> **GIVEN INSTRUCTION**
In the data below, restate exactly the lines from the one with "Convert this document image to plain text." to the final line, both included, but not the pictures.

Items from a data source

━━━━━━

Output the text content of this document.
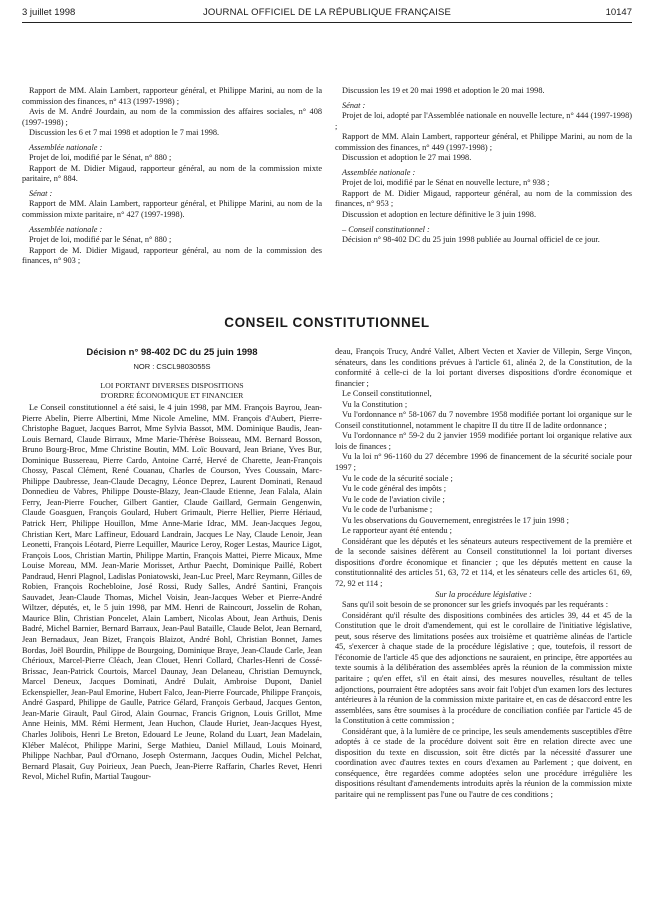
3 juillet 1998	JOURNAL OFFICIEL DE LA RÉPUBLIQUE FRANÇAISE	10147

Rapport de MM. Alain Lambert, rapporteur général, et Philippe Marini, au nom de la commission des finances, n° 413 (1997-1998) ;

Avis de M. André Jourdain, au nom de la commission des affaires sociales, n° 408 (1997-1998) ;

Discussion les 6 et 7 mai 1998 et adoption le 7 mai 1998.

Assemblée nationale :

Projet de loi, modifié par le Sénat, n° 880 ;

Rapport de M. Didier Migaud, rapporteur général, au nom de la commission mixte paritaire, n° 884.

Sénat :

Rapport de MM. Alain Lambert, rapporteur général, et Philippe Marini, au nom de la commission mixte paritaire, n° 427 (1997-1998).

Assemblée nationale :

Projet de loi, modifié par le Sénat, n° 880 ;

Rapport de M. Didier Migaud, rapporteur général, au nom de la commission des finances, n° 903 ;

Discussion les 19 et 20 mai 1998 et adoption le 20 mai 1998.

Sénat :

Projet de loi, adopté par l'Assemblée nationale en nouvelle lecture, n° 444 (1997-1998) ;

Rapport de MM. Alain Lambert, rapporteur général, et Philippe Marini, au nom de la commission des finances, n° 449 (1997-1998) ;

Discussion et adoption le 27 mai 1998.

Assemblée nationale :

Projet de loi, modifié par le Sénat en nouvelle lecture, n° 938 ;

Rapport de M. Didier Migaud, rapporteur général, au nom de la commission des finances, n° 953 ;

Discussion et adoption en lecture définitive le 3 juin 1998.

– Conseil constitutionnel :

Décision n° 98-402 DC du 25 juin 1998 publiée au Journal officiel de ce jour.

CONSEIL CONSTITUTIONNEL
Décision n° 98-402 DC du 25 juin 1998
NOR : CSCL9803055S
LOI PORTANT DIVERSES DISPOSITIONS
D'ORDRE ÉCONOMIQUE ET FINANCIER

Le Conseil constitutionnel a été saisi, le 4 juin 1998, par MM. François Bayrou, Jean-Pierre Abelin, Pierre Albertini, Mme Nicole Ameline, MM. François d'Aubert, Pierre-Christophe Baguet, Jacques Barrot, Mme Sylvia Bassot, MM. Dominique Baudis, Jean-Louis Bernard, Claude Birraux, Mme Marie-Thérèse Boisseau, MM. Bernard Bosson, Bruno Bourg-Broc, Mme Christine Boutin, MM. Loïc Bouvard, Jean Briane, Yves Bur, Dominique Bussereau, Pierre Cardo, Antoine Carré, Hervé de Charette, Jean-François Chossy, Pascal Clément, René Couanau, Charles de Courson, Yves Coussain, Marc-Philippe Daubresse, Jean-Claude Decagny, Léonce Deprez, Laurent Dominati, Renaud Donnedieu de Vabres, Philippe Douste-Blazy, Jean-Claude Etienne, Jean Falala, Alain Ferry, Jean-Pierre Foucher, Gilbert Gantier, Claude Gaillard, Germain Gengenwin, Claude Goasguen, François Goulard, Hubert Grimault, Pierre Hellier, Pierre Hériaud, Patrick Herr, Philippe Houillon, Mme Anne-Marie Idrac, MM. Jean-Jacques Jegou, Christian Kert, Marc Laffineur, Edouard Landrain, Jacques Le Nay, Claude Lenoir, Jean Leonetti, François Léotard, Pierre Lequiller, Maurice Leroy, Roger Lestas, Maurice Ligot, François Loos, Christian Martin, Philippe Martin, François Mattei, Pierre Micaux, Mme Louise Moreau, MM. Jean-Marie Morisset, Arthur Paecht, Dominique Paillé, Robert Pandraud, Henri Plagnol, Ladislas Poniatowski, Jean-Luc Preel, Marc Reymann, Gilles de Robien, François Rochebloine, José Rossi, Rudy Salles, André Santini, François Sauvadet, Jean-Claude Thomas, Michel Voisin, Jean-Jacques Weber et Pierre-André Wiltzer, députés, et, le 5 juin 1998, par MM. Henri de Raincourt, Josselin de Rohan, Maurice Blin, Christian Poncelet, Alain Lambert, Nicolas About, Jean Arthuis, Denis Badré, Michel Barnier, Bernard Barraux, Jean-Paul Bataille, Claude Belot, Jean Bernard, Jean Bernadaux, Jean Bizet, François Blaizot, André Bohl, Christian Bonnet, James Bordas, Joël Bourdin, Philippe de Bourgoing, Dominique Braye, Jean-Claude Carle, Jean Chérioux, Marcel-Pierre Cléach, Jean Clouet, Henri Collard, Charles-Henri de Cossé-Brissac, Jean-Patrick Courtois, Marcel Daunay, Jean Delaneau, Christian Demuynck, Marcel Deneux, Jacques Dominati, André Dulait, Ambroise Dupont, Daniel Eckenspieller, Jean-Paul Emorine, Hubert Falco, Jean-Pierre Fourcade, Philippe François, André Gaspard, Philippe de Gaulle, Patrice Gélard, François Gerbaud, Jacques Genton, Jean-Marie Girault, Paul Girod, Alain Gournac, Francis Grignon, Louis Grillot, Mme Anne Heinis, MM. Rémi Herment, Jean Huchon, Claude Huriet, Jean-Jacques Hyest, Charles Jolibois, Henri Le Breton, Edouard Le Jeune, Roland du Luart, Jean Madelain, Kléber Malécot, Philippe Marini, Serge Mathieu, Daniel Millaud, Louis Moinard, Philippe Nachbar, Paul d'Ornano, Joseph Ostermann, Jacques Oudin, Michel Pelchat, Bernard Plasait, Guy Poirieux, Jean Puech, Jean-Pierre Raffarin, Charles Revet, Henri Revol, Michel Rufin, Martial Taugour-

deau, François Trucy, André Vallet, Albert Vecten et Xavier de Villepin, Serge Vinçon, sénateurs, dans les conditions prévues à l'article 61, alinéa 2, de la Constitution, de la conformité à celle-ci de la loi portant diverses dispositions d'ordre économique et financier ;

Le Conseil constitutionnel,

Vu la Constitution ;

Vu l'ordonnance n° 58-1067 du 7 novembre 1958 modifiée portant loi organique sur le Conseil constitutionnel, notamment le chapitre II du titre II de ladite ordonnance ;

Vu l'ordonnance n° 59-2 du 2 janvier 1959 modifiée portant loi organique relative aux lois de finances ;

Vu la loi n° 96-1160 du 27 décembre 1996 de financement de la sécurité sociale pour 1997 ;

Vu le code de la sécurité sociale ;

Vu le code général des impôts ;

Vu le code de l'aviation civile ;

Vu le code de l'urbanisme ;

Vu les observations du Gouvernement, enregistrées le 17 juin 1998 ;

Le rapporteur ayant été entendu ;

Considérant que les députés et les sénateurs auteurs respectivement de la première et de la seconde saisines défèrent au Conseil constitutionnel la loi portant diverses dispositions d'ordre économique et financier ; que les députés mettent en cause la constitutionnalité des articles 51, 63, 72 et 114, et les sénateurs celle des articles 61, 69, 72, 92 et 114 ;

Sur la procédure législative :

Sans qu'il soit besoin de se prononcer sur les griefs invoqués par les requérants :

Considérant qu'il résulte des dispositions combinées des articles 39, 44 et 45 de la Constitution que le droit d'amendement, qui est le corollaire de l'initiative législative, peut, sous réserve des limitations posées aux troisième et quatrième alinéas de l'article 45, s'exercer à chaque stade de la procédure législative ; que, toutefois, il ressort de l'économie de l'article 45 que des adjonctions ne sauraient, en principe, être apportées au texte soumis à la délibération des assemblées après la réunion de la commission mixte paritaire ; qu'en effet, s'il en était ainsi, des mesures nouvelles, résultant de telles adjonctions, pourraient être adoptées sans avoir fait l'objet d'un examen lors des lectures antérieures à la réunion de la commission mixte paritaire et, en cas de désaccord entre les assemblées, sans être soumises à la procédure de conciliation confiée par l'article 45 de la Constitution à cette commission ;

Considérant que, à la lumière de ce principe, les seuls amendements susceptibles d'être adoptés à ce stade de la procédure doivent soit être en relation directe avec une disposition du texte en discussion, soit être dictés par la nécessité d'assurer une coordination avec d'autres textes en cours d'examen au Parlement ; que doivent, en conséquence, être regardées comme adoptées selon une procédure irrégulière les dispositions résultant d'amendements introduits après la réunion de la commission mixte paritaire qui ne remplissent pas l'une ou l'autre de ces conditions ;
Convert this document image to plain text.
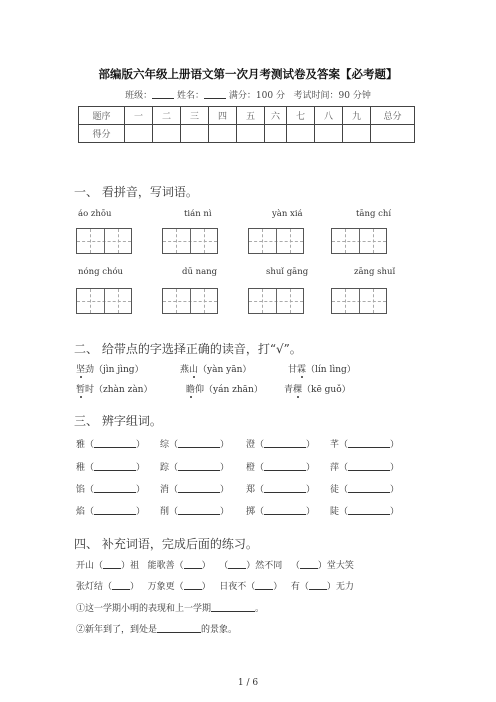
部编版六年级上册语文第一次月考测试卷及答案【必考题】
班级：	姓名：	满分：100 分 考试时间：90 分钟
题序	一	二	三	四	五	六	七	八	九	总分
得分										
一、 看拼音，写词语。
áo zhōu	tián nì	yàn xiá	tāng chí
nóng chóu	dū nang	shuǐ gāng	zāng shuǐ
二、 给带点的字选择正确的读音，打“√”。
坚劲（jìn jìng）	燕山（yàn yān）	甘霖（lín lìng）
暂时（zhàn zàn）	瞻仰（yán zhān） 青稞（kē guǒ）
三、 辨字组词。
雅（	） 综（	） 澄（	） 芊（	）
稚（	） 踪（	） 橙（	） 萍（	）
馅（	） 消（	） 郑（	） 徒（	）
焰（	） 削（	） 掷（	） 陡（	）
四、 补充词语，完成后面的练习。
开山（ ）祖 能歌善（ ） （ ）然不同 （ ）堂大笑
张灯结（ ） 万象更（ ） 日夜不（ ） 有（ ）无力
①这一学期小明的表现和上一学期	。
②新年到了，到处是	的景象。
1 / 6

━━━━━━

> **OUTPUT OF THE EXERCISE**
Convert this document image to plain text.
部编版六年级上册语文第一次月考测试卷及答案【必考题】
班级：	姓名：	满分：100 分 考试时间：90 分钟
题序	一	二	三	四	五	六	七	八	九	总分
得分										
一、 看拼音，写词语。
áo zhōu	tián nì	yàn xiá	tāng chí
nóng chóu	dū nang	shuǐ gāng	zāng shuǐ
二、 给带点的字选择正确的读音，打“√”。
坚劲（jìn jìng）	燕山（yàn yān）	甘霖（lín lìng）
暂时（zhàn zàn）	瞻仰（yán zhān） 青稞（kē guǒ）
三、 辨字组词。
雅（	） 综（	） 澄（	） 芊（	）
稚（	） 踪（	） 橙（	） 萍（	）
馅（	） 消（	） 郑（	） 徒（	）
焰（	） 削（	） 掷（	） 陡（	）
四、 补充词语，完成后面的练习。
开山（ ）祖 能歌善（ ） （ ）然不同 （ ）堂大笑
张灯结（ ） 万象更（ ） 日夜不（ ） 有（ ）无力
①这一学期小明的表现和上一学期	。
②新年到了，到处是	的景象。
1 / 6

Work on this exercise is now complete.